**EXTRACTO DEL DOCUMENTO**
┄┄┄┄┄┄┄┄┄┄

LOS SIETE DOLORES DE LA VIRGEN
Se puede decir que, desde el
principio del cristianismo, la espada que atravesó el alma de María —según las
palabras de Simeón (Lc. 2,35)— ha provocado compasión tierna de los buenos
cristianos. Y es que, al recordar la pasión del Redentor, los hijos de la
Iglesia no podían menos de asociar al dolor del Hijo de Dios los sufrimientos
de su benditísima Madre.
Parece como si el Stabat
Mater del devoto franciscano Jacapone de Todi († 1306) hubiera resonado
desde los albores de la cristiandad en el corazón de los fieles. De esta
bellísima secuencia, que se recita en, la misa de esta festividad, escribió
Federico Ozanam: «La liturgia católica nada tiene tan patético como estos
lamentos tristes, cuyas estrofas caen como lágrimas, tan dulces, que en ellos
se descubre un dolor divino consolado por los ángeles; tan sencillos en su
latín popular, que las mujeres y los niños comprenden la mitad por las palabras
y la otra mitad por el canto y el corazón». Y, ¡por qué no pensar que lo que se
hizo estrofa y versos en la fervorosa Edad Media, no estaba ya latente, desde
que murió Jesús, en la ternura compasiva de los amantes hijos de la Virgen!
Los Padres de la Iglesia
demuestran, efectivamente, que no pasó desapercibido el dolor de María. San
Efrén (en su Lamentación de María), San Agustín, San Antonio, San Bernardo
y otros cantan piadosamente los padecimientos de la Madre de Dios. Y, ya en el
siglo V, vemos cómo el papa Sixto III (432-440), al restaurar la basílica
Liberiana, la consagra a los mártires y a su Reina, según lo indica un mosaico
de dicha iglesia, en el que celebra a María
como «Regina Martyrum«.

┄┄┄┄┄┄┄┄┄┄

**MATERIAL PROPORCIONADO**
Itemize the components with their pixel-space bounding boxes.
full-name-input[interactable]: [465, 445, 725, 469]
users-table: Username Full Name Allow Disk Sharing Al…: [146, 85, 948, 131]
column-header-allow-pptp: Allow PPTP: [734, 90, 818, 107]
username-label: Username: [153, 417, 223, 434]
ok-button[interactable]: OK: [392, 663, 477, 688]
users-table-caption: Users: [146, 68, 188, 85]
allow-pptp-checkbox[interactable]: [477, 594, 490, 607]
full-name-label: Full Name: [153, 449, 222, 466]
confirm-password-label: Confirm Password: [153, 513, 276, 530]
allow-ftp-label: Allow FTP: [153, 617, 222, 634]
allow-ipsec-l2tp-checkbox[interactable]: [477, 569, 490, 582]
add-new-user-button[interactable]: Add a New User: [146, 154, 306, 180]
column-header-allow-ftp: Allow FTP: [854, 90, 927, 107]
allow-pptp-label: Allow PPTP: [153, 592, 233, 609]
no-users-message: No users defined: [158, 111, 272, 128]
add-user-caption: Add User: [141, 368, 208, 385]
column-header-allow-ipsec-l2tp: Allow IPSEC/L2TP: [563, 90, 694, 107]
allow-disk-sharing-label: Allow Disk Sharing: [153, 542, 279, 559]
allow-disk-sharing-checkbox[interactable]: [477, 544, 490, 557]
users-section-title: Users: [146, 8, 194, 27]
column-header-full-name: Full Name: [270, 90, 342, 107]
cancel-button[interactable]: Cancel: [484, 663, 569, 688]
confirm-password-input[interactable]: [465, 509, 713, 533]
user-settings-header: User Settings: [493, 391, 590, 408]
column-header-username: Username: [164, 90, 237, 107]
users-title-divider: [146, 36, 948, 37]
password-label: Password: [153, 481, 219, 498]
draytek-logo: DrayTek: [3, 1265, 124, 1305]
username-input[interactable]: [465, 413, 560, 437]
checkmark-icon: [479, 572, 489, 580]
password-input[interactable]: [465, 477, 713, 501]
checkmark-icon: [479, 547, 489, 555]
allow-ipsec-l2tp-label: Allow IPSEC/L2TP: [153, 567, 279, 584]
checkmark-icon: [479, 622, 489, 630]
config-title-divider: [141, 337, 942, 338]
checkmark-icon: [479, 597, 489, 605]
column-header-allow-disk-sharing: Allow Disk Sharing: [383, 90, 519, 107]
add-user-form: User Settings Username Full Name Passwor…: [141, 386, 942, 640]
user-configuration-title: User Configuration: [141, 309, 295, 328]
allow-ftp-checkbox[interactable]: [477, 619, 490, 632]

┄┄┄┄┄┄┄┄┄┄

**TAREAS**
A. Indique si cada afirmación coincide con el fragmento sobre los Dolores de la Virgen y responda sí o no, citando textualmente las palabras que lo deciden: (i) Jacapone de Todi era franciscano; (ii) Sixto III consagró la basílica Liberiana solo a los mártires; (iii) la imagen de la espada que atravesó el alma de María procede de las palabras de Simeón.
B. Enumere todos los santos que el fragmento sobre los Dolores de la Virgen nombra como cantores de los padecimientos de la Madre de Dios.
C. Según el fragmento sobre los Dolores de la Virgen, ¿en qué siglo restauró el papa Sixto III la basílica Liberiana?

**RESPUESTAS POR TAREA**
A.
(i) Sí: «del devoto franciscano Jacapone de Todi».
(ii) No: «la consagra a los mártires y a su Reina».
(iii) Sí: «según las palabras de Simeón».

B. San Efrén, San Agustín, San Antonio y San Bernardo.

C. En el siglo V.